* [Data provided]
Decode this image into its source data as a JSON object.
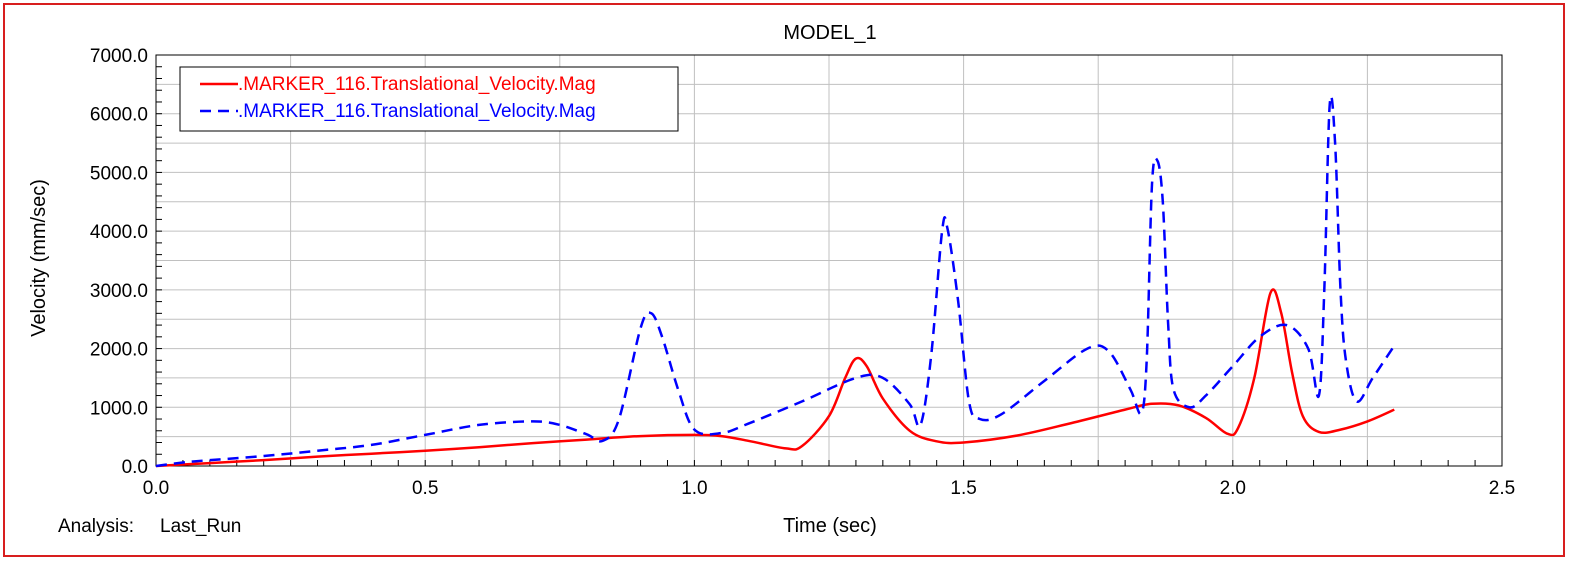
{
  "chart_data": {
    "type": "line",
    "title": "MODEL_1",
    "xlabel": "Time (sec)",
    "ylabel": "Velocity (mm/sec)",
    "xlim": [
      0.0,
      2.5
    ],
    "ylim": [
      0.0,
      7000.0
    ],
    "x_ticks": [
      "0.0",
      "0.5",
      "1.0",
      "1.5",
      "2.0",
      "2.5"
    ],
    "y_ticks": [
      "0.0",
      "1000.0",
      "2000.0",
      "3000.0",
      "4000.0",
      "5000.0",
      "6000.0",
      "7000.0"
    ],
    "grid": true,
    "legend_position": "top-left",
    "footer": {
      "analysis_label": "Analysis:",
      "analysis_value": "Last_Run"
    },
    "series": [
      {
        "name": ".MARKER_116.Translational_Velocity.Mag",
        "color": "#ff0000",
        "style": "solid",
        "points": [
          [
            0.0,
            0
          ],
          [
            0.1,
            50
          ],
          [
            0.2,
            100
          ],
          [
            0.3,
            160
          ],
          [
            0.4,
            210
          ],
          [
            0.5,
            260
          ],
          [
            0.6,
            320
          ],
          [
            0.7,
            390
          ],
          [
            0.8,
            450
          ],
          [
            0.9,
            510
          ],
          [
            1.0,
            530
          ],
          [
            1.05,
            510
          ],
          [
            1.1,
            430
          ],
          [
            1.17,
            300
          ],
          [
            1.2,
            340
          ],
          [
            1.25,
            850
          ],
          [
            1.28,
            1500
          ],
          [
            1.3,
            1830
          ],
          [
            1.32,
            1700
          ],
          [
            1.35,
            1150
          ],
          [
            1.4,
            600
          ],
          [
            1.45,
            420
          ],
          [
            1.5,
            400
          ],
          [
            1.6,
            520
          ],
          [
            1.7,
            730
          ],
          [
            1.8,
            960
          ],
          [
            1.85,
            1060
          ],
          [
            1.9,
            1030
          ],
          [
            1.95,
            820
          ],
          [
            1.99,
            550
          ],
          [
            2.01,
            650
          ],
          [
            2.04,
            1500
          ],
          [
            2.07,
            2950
          ],
          [
            2.09,
            2600
          ],
          [
            2.11,
            1600
          ],
          [
            2.13,
            850
          ],
          [
            2.16,
            580
          ],
          [
            2.2,
            620
          ],
          [
            2.25,
            760
          ],
          [
            2.3,
            960
          ]
        ]
      },
      {
        "name": ".MARKER_116.Translational_Velocity.Mag",
        "color": "#0000ff",
        "style": "dashed",
        "points": [
          [
            0.0,
            0
          ],
          [
            0.05,
            60
          ],
          [
            0.1,
            100
          ],
          [
            0.2,
            170
          ],
          [
            0.3,
            260
          ],
          [
            0.4,
            360
          ],
          [
            0.5,
            530
          ],
          [
            0.6,
            700
          ],
          [
            0.7,
            760
          ],
          [
            0.75,
            700
          ],
          [
            0.8,
            540
          ],
          [
            0.83,
            430
          ],
          [
            0.86,
            800
          ],
          [
            0.9,
            2350
          ],
          [
            0.92,
            2600
          ],
          [
            0.94,
            2200
          ],
          [
            0.97,
            1300
          ],
          [
            1.0,
            620
          ],
          [
            1.05,
            560
          ],
          [
            1.1,
            720
          ],
          [
            1.2,
            1100
          ],
          [
            1.3,
            1500
          ],
          [
            1.35,
            1500
          ],
          [
            1.4,
            1050
          ],
          [
            1.42,
            700
          ],
          [
            1.44,
            1900
          ],
          [
            1.46,
            4000
          ],
          [
            1.47,
            4050
          ],
          [
            1.49,
            2800
          ],
          [
            1.51,
            1100
          ],
          [
            1.53,
            800
          ],
          [
            1.57,
            880
          ],
          [
            1.65,
            1450
          ],
          [
            1.73,
            2000
          ],
          [
            1.77,
            1950
          ],
          [
            1.81,
            1300
          ],
          [
            1.83,
            900
          ],
          [
            1.84,
            1800
          ],
          [
            1.85,
            4800
          ],
          [
            1.86,
            5200
          ],
          [
            1.87,
            4500
          ],
          [
            1.88,
            2400
          ],
          [
            1.89,
            1300
          ],
          [
            1.92,
            1000
          ],
          [
            1.95,
            1200
          ],
          [
            2.0,
            1700
          ],
          [
            2.05,
            2200
          ],
          [
            2.1,
            2400
          ],
          [
            2.14,
            2000
          ],
          [
            2.16,
            1200
          ],
          [
            2.17,
            3000
          ],
          [
            2.18,
            6150
          ],
          [
            2.19,
            5500
          ],
          [
            2.2,
            3000
          ],
          [
            2.21,
            1800
          ],
          [
            2.23,
            1100
          ],
          [
            2.26,
            1500
          ],
          [
            2.3,
            2050
          ]
        ]
      }
    ]
  }
}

* [Aim of the exercise] Pictures in the records must not appear in the copy; transcribe everything else precisely.

* [Correct answer]
Decode this image into its source data as a JSON object.
{
  "chart_data": {
    "type": "line",
    "title": "MODEL_1",
    "xlabel": "Time (sec)",
    "ylabel": "Velocity (mm/sec)",
    "xlim": [
      0.0,
      2.5
    ],
    "ylim": [
      0.0,
      7000.0
    ],
    "x_ticks": [
      "0.0",
      "0.5",
      "1.0",
      "1.5",
      "2.0",
      "2.5"
    ],
    "y_ticks": [
      "0.0",
      "1000.0",
      "2000.0",
      "3000.0",
      "4000.0",
      "5000.0",
      "6000.0",
      "7000.0"
    ],
    "grid": true,
    "legend_position": "top-left",
    "footer": {
      "analysis_label": "Analysis:",
      "analysis_value": "Last_Run"
    },
    "series": [
      {
        "name": ".MARKER_116.Translational_Velocity.Mag",
        "color": "#ff0000",
        "style": "solid",
        "points": [
          [
            0.0,
            0
          ],
          [
            0.1,
            50
          ],
          [
            0.2,
            100
          ],
          [
            0.3,
            160
          ],
          [
            0.4,
            210
          ],
          [
            0.5,
            260
          ],
          [
            0.6,
            320
          ],
          [
            0.7,
            390
          ],
          [
            0.8,
            450
          ],
          [
            0.9,
            510
          ],
          [
            1.0,
            530
          ],
          [
            1.05,
            510
          ],
          [
            1.1,
            430
          ],
          [
            1.17,
            300
          ],
          [
            1.2,
            340
          ],
          [
            1.25,
            850
          ],
          [
            1.28,
            1500
          ],
          [
            1.3,
            1830
          ],
          [
            1.32,
            1700
          ],
          [
            1.35,
            1150
          ],
          [
            1.4,
            600
          ],
          [
            1.45,
            420
          ],
          [
            1.5,
            400
          ],
          [
            1.6,
            520
          ],
          [
            1.7,
            730
          ],
          [
            1.8,
            960
          ],
          [
            1.85,
            1060
          ],
          [
            1.9,
            1030
          ],
          [
            1.95,
            820
          ],
          [
            1.99,
            550
          ],
          [
            2.01,
            650
          ],
          [
            2.04,
            1500
          ],
          [
            2.07,
            2950
          ],
          [
            2.09,
            2600
          ],
          [
            2.11,
            1600
          ],
          [
            2.13,
            850
          ],
          [
            2.16,
            580
          ],
          [
            2.2,
            620
          ],
          [
            2.25,
            760
          ],
          [
            2.3,
            960
          ]
        ]
      },
      {
        "name": ".MARKER_116.Translational_Velocity.Mag",
        "color": "#0000ff",
        "style": "dashed",
        "points": [
          [
            0.0,
            0
          ],
          [
            0.05,
            60
          ],
          [
            0.1,
            100
          ],
          [
            0.2,
            170
          ],
          [
            0.3,
            260
          ],
          [
            0.4,
            360
          ],
          [
            0.5,
            530
          ],
          [
            0.6,
            700
          ],
          [
            0.7,
            760
          ],
          [
            0.75,
            700
          ],
          [
            0.8,
            540
          ],
          [
            0.83,
            430
          ],
          [
            0.86,
            800
          ],
          [
            0.9,
            2350
          ],
          [
            0.92,
            2600
          ],
          [
            0.94,
            2200
          ],
          [
            0.97,
            1300
          ],
          [
            1.0,
            620
          ],
          [
            1.05,
            560
          ],
          [
            1.1,
            720
          ],
          [
            1.2,
            1100
          ],
          [
            1.3,
            1500
          ],
          [
            1.35,
            1500
          ],
          [
            1.4,
            1050
          ],
          [
            1.42,
            700
          ],
          [
            1.44,
            1900
          ],
          [
            1.46,
            4000
          ],
          [
            1.47,
            4050
          ],
          [
            1.49,
            2800
          ],
          [
            1.51,
            1100
          ],
          [
            1.53,
            800
          ],
          [
            1.57,
            880
          ],
          [
            1.65,
            1450
          ],
          [
            1.73,
            2000
          ],
          [
            1.77,
            1950
          ],
          [
            1.81,
            1300
          ],
          [
            1.83,
            900
          ],
          [
            1.84,
            1800
          ],
          [
            1.85,
            4800
          ],
          [
            1.86,
            5200
          ],
          [
            1.87,
            4500
          ],
          [
            1.88,
            2400
          ],
          [
            1.89,
            1300
          ],
          [
            1.92,
            1000
          ],
          [
            1.95,
            1200
          ],
          [
            2.0,
            1700
          ],
          [
            2.05,
            2200
          ],
          [
            2.1,
            2400
          ],
          [
            2.14,
            2000
          ],
          [
            2.16,
            1200
          ],
          [
            2.17,
            3000
          ],
          [
            2.18,
            6150
          ],
          [
            2.19,
            5500
          ],
          [
            2.2,
            3000
          ],
          [
            2.21,
            1800
          ],
          [
            2.23,
            1100
          ],
          [
            2.26,
            1500
          ],
          [
            2.3,
            2050
          ]
        ]
      }
    ]
  }
}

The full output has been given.